Given exercise → Will you write out all the entries below exactly?

Data in this exercise →
╭──
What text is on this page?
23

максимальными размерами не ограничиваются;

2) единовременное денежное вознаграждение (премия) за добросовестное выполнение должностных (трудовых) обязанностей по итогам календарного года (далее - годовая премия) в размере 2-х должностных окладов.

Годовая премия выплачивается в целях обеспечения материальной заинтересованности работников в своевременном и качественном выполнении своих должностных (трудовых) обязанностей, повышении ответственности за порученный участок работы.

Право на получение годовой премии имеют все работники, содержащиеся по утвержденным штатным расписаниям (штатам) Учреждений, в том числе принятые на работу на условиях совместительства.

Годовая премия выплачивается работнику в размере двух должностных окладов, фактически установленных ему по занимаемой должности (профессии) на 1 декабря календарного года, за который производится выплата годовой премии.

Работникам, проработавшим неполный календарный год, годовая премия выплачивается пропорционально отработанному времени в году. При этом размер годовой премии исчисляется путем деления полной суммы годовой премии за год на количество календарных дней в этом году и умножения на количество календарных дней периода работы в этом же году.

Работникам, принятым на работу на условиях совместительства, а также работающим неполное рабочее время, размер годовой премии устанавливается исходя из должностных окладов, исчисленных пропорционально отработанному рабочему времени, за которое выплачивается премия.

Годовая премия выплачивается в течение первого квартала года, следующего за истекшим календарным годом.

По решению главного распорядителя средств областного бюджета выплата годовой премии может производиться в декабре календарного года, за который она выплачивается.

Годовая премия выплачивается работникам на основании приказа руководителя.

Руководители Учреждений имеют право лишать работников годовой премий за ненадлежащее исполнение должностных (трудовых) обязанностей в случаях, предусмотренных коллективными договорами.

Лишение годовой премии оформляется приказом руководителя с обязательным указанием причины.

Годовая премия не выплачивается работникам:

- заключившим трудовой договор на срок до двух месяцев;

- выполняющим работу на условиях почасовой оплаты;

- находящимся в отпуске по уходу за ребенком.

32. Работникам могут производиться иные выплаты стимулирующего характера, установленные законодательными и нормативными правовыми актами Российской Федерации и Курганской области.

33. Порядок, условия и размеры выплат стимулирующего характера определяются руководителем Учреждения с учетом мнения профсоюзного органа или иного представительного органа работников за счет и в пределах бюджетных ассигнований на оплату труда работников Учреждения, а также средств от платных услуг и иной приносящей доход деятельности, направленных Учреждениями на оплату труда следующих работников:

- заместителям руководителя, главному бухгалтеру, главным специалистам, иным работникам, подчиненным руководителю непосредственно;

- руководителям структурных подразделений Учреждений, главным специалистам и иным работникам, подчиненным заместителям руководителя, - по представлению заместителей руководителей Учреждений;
╰──
Result →
What text is on this page?
23

максимальными размерами не ограничиваются;

2) единовременное денежное вознаграждение (премия) за добросовестное выполнение должностных (трудовых) обязанностей по итогам календарного года (далее - годовая премия) в размере 2-х должностных окладов.

Годовая премия выплачивается в целях обеспечения материальной заинтересованности работников в своевременном и качественном выполнении своих должностных (трудовых) обязанностей, повышении ответственности за порученный участок работы.

Право на получение годовой премии имеют все работники, содержащиеся по утвержденным штатным расписаниям (штатам) Учреждений, в том числе принятые на работу на условиях совместительства.

Годовая премия выплачивается работнику в размере двух должностных окладов, фактически установленных ему по занимаемой должности (профессии) на 1 декабря календарного года, за который производится выплата годовой премии.

Работникам, проработавшим неполный календарный год, годовая премия выплачивается пропорционально отработанному времени в году. При этом размер годовой премии исчисляется путем деления полной суммы годовой премии за год на количество календарных дней в этом году и умножения на количество календарных дней периода работы в этом же году.

Работникам, принятым на работу на условиях совместительства, а также работающим неполное рабочее время, размер годовой премии устанавливается исходя из должностных окладов, исчисленных пропорционально отработанному рабочему времени, за которое выплачивается премия.

Годовая премия выплачивается в течение первого квартала года, следующего за истекшим календарным годом.

По решению главного распорядителя средств областного бюджета выплата годовой премии может производиться в декабре календарного года, за который она выплачивается.

Годовая премия выплачивается работникам на основании приказа руководителя.

Руководители Учреждений имеют право лишать работников годовой премий за ненадлежащее исполнение должностных (трудовых) обязанностей в случаях, предусмотренных коллективными договорами.

Лишение годовой премии оформляется приказом руководителя с обязательным указанием причины.

Годовая премия не выплачивается работникам:

- заключившим трудовой договор на срок до двух месяцев;

- выполняющим работу на условиях почасовой оплаты;

- находящимся в отпуске по уходу за ребенком.

32. Работникам могут производиться иные выплаты стимулирующего характера, установленные законодательными и нормативными правовыми актами Российской Федерации и Курганской области.

33. Порядок, условия и размеры выплат стимулирующего характера определяются руководителем Учреждения с учетом мнения профсоюзного органа или иного представительного органа работников за счет и в пределах бюджетных ассигнований на оплату труда работников Учреждения, а также средств от платных услуг и иной приносящей доход деятельности, направленных Учреждениями на оплату труда следующих работников:

- заместителям руководителя, главному бухгалтеру, главным специалистам, иным работникам, подчиненным руководителю непосредственно;

- руководителям структурных подразделений Учреждений, главным специалистам и иным работникам, подчиненным заместителям руководителя, - по представлению заместителей руководителей Учреждений;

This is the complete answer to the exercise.